* start Data to process *

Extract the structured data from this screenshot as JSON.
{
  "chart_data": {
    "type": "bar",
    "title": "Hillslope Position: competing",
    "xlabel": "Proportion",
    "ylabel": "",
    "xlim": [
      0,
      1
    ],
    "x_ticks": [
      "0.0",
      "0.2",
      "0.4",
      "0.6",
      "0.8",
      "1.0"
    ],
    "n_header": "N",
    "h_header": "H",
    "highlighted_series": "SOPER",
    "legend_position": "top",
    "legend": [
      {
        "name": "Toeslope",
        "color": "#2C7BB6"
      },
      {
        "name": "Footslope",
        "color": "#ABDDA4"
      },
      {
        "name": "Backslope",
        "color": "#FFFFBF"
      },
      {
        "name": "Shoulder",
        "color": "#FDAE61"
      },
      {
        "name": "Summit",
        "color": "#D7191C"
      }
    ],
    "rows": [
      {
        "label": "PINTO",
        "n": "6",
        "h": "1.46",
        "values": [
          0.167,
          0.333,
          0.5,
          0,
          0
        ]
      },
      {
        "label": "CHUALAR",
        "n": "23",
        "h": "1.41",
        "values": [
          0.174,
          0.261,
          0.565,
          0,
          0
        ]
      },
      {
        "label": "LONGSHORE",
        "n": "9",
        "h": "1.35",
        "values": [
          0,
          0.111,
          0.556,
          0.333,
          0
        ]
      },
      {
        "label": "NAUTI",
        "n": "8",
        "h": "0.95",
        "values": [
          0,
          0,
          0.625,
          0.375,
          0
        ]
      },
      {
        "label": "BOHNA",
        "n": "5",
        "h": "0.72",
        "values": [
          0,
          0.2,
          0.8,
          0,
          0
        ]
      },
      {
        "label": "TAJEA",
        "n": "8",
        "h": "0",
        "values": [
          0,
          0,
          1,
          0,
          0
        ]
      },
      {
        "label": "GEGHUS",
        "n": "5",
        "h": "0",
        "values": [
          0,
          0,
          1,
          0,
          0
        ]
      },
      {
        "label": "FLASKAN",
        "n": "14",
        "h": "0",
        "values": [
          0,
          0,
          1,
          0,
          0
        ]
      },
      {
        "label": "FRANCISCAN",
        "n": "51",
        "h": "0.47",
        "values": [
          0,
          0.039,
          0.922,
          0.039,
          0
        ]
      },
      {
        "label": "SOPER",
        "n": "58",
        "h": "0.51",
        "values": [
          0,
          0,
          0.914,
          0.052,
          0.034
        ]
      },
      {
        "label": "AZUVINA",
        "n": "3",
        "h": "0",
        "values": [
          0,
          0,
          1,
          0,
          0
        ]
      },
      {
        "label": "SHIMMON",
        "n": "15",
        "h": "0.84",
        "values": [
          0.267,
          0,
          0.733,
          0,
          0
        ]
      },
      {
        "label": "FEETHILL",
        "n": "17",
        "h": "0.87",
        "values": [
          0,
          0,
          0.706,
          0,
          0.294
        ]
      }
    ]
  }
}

* end Data to process *

- Task details -
All of the entries must be quoted exactly; please include each one.

- Task result -
Extract the structured data from this screenshot as JSON.
{
  "chart_data": {
    "type": "bar",
    "title": "Hillslope Position: competing",
    "xlabel": "Proportion",
    "ylabel": "",
    "xlim": [
      0,
      1
    ],
    "x_ticks": [
      "0.0",
      "0.2",
      "0.4",
      "0.6",
      "0.8",
      "1.0"
    ],
    "n_header": "N",
    "h_header": "H",
    "highlighted_series": "SOPER",
    "legend_position": "top",
    "legend": [
      {
        "name": "Toeslope",
        "color": "#2C7BB6"
      },
      {
        "name": "Footslope",
        "color": "#ABDDA4"
      },
      {
        "name": "Backslope",
        "color": "#FFFFBF"
      },
      {
        "name": "Shoulder",
        "color": "#FDAE61"
      },
      {
        "name": "Summit",
        "color": "#D7191C"
      }
    ],
    "rows": [
      {
        "label": "PINTO",
        "n": "6",
        "h": "1.46",
        "values": [
          0.167,
          0.333,
          0.5,
          0,
          0
        ]
      },
      {
        "label": "CHUALAR",
        "n": "23",
        "h": "1.41",
        "values": [
          0.174,
          0.261,
          0.565,
          0,
          0
        ]
      },
      {
        "label": "LONGSHORE",
        "n": "9",
        "h": "1.35",
        "values": [
          0,
          0.111,
          0.556,
          0.333,
          0
        ]
      },
      {
        "label": "NAUTI",
        "n": "8",
        "h": "0.95",
        "values": [
          0,
          0,
          0.625,
          0.375,
          0
        ]
      },
      {
        "label": "BOHNA",
        "n": "5",
        "h": "0.72",
        "values": [
          0,
          0.2,
          0.8,
          0,
          0
        ]
      },
      {
        "label": "TAJEA",
        "n": "8",
        "h": "0",
        "values": [
          0,
          0,
          1,
          0,
          0
        ]
      },
      {
        "label": "GEGHUS",
        "n": "5",
        "h": "0",
        "values": [
          0,
          0,
          1,
          0,
          0
        ]
      },
      {
        "label": "FLASKAN",
        "n": "14",
        "h": "0",
        "values": [
          0,
          0,
          1,
          0,
          0
        ]
      },
      {
        "label": "FRANCISCAN",
        "n": "51",
        "h": "0.47",
        "values": [
          0,
          0.039,
          0.922,
          0.039,
          0
        ]
      },
      {
        "label": "SOPER",
        "n": "58",
        "h": "0.51",
        "values": [
          0,
          0,
          0.914,
          0.052,
          0.034
        ]
      },
      {
        "label": "AZUVINA",
        "n": "3",
        "h": "0",
        "values": [
          0,
          0,
          1,
          0,
          0
        ]
      },
      {
        "label": "SHIMMON",
        "n": "15",
        "h": "0.84",
        "values": [
          0.267,
          0,
          0.733,
          0,
          0
        ]
      },
      {
        "label": "FEETHILL",
        "n": "17",
        "h": "0.87",
        "values": [
          0,
          0,
          0.706,
          0,
          0.294
        ]
      }
    ]
  }
}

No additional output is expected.